→ PROBLEM DETAILS: Write the material out again, line by line, exactly as it is.

****************************************

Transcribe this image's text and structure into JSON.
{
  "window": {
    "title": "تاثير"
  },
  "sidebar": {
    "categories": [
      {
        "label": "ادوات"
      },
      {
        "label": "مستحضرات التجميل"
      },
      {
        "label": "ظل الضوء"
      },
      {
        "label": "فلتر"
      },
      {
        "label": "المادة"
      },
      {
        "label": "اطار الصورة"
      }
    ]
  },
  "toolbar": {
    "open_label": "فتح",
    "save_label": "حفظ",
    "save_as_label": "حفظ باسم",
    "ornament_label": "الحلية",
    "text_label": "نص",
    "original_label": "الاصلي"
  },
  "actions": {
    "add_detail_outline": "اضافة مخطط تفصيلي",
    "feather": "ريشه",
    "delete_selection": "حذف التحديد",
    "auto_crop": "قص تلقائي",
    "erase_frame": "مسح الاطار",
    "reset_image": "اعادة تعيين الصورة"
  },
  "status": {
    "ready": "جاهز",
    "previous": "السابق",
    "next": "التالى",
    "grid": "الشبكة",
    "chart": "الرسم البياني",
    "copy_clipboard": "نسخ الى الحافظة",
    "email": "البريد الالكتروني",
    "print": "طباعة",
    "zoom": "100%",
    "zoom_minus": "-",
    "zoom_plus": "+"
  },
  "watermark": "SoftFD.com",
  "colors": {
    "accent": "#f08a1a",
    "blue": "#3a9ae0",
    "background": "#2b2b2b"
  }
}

****************************************

→ TASK RESULT:
Transcribe this image's text and structure into JSON.
{
  "window": {
    "title": "تاثير"
  },
  "sidebar": {
    "categories": [
      {
        "label": "ادوات"
      },
      {
        "label": "مستحضرات التجميل"
      },
      {
        "label": "ظل الضوء"
      },
      {
        "label": "فلتر"
      },
      {
        "label": "المادة"
      },
      {
        "label": "اطار الصورة"
      }
    ]
  },
  "toolbar": {
    "open_label": "فتح",
    "save_label": "حفظ",
    "save_as_label": "حفظ باسم",
    "ornament_label": "الحلية",
    "text_label": "نص",
    "original_label": "الاصلي"
  },
  "actions": {
    "add_detail_outline": "اضافة مخطط تفصيلي",
    "feather": "ريشه",
    "delete_selection": "حذف التحديد",
    "auto_crop": "قص تلقائي",
    "erase_frame": "مسح الاطار",
    "reset_image": "اعادة تعيين الصورة"
  },
  "status": {
    "ready": "جاهز",
    "previous": "السابق",
    "next": "التالى",
    "grid": "الشبكة",
    "chart": "الرسم البياني",
    "copy_clipboard": "نسخ الى الحافظة",
    "email": "البريد الالكتروني",
    "print": "طباعة",
    "zoom": "100%",
    "zoom_minus": "-",
    "zoom_plus": "+"
  },
  "watermark": "SoftFD.com",
  "colors": {
    "accent": "#f08a1a",
    "blue": "#3a9ae0",
    "background": "#2b2b2b"
  }
}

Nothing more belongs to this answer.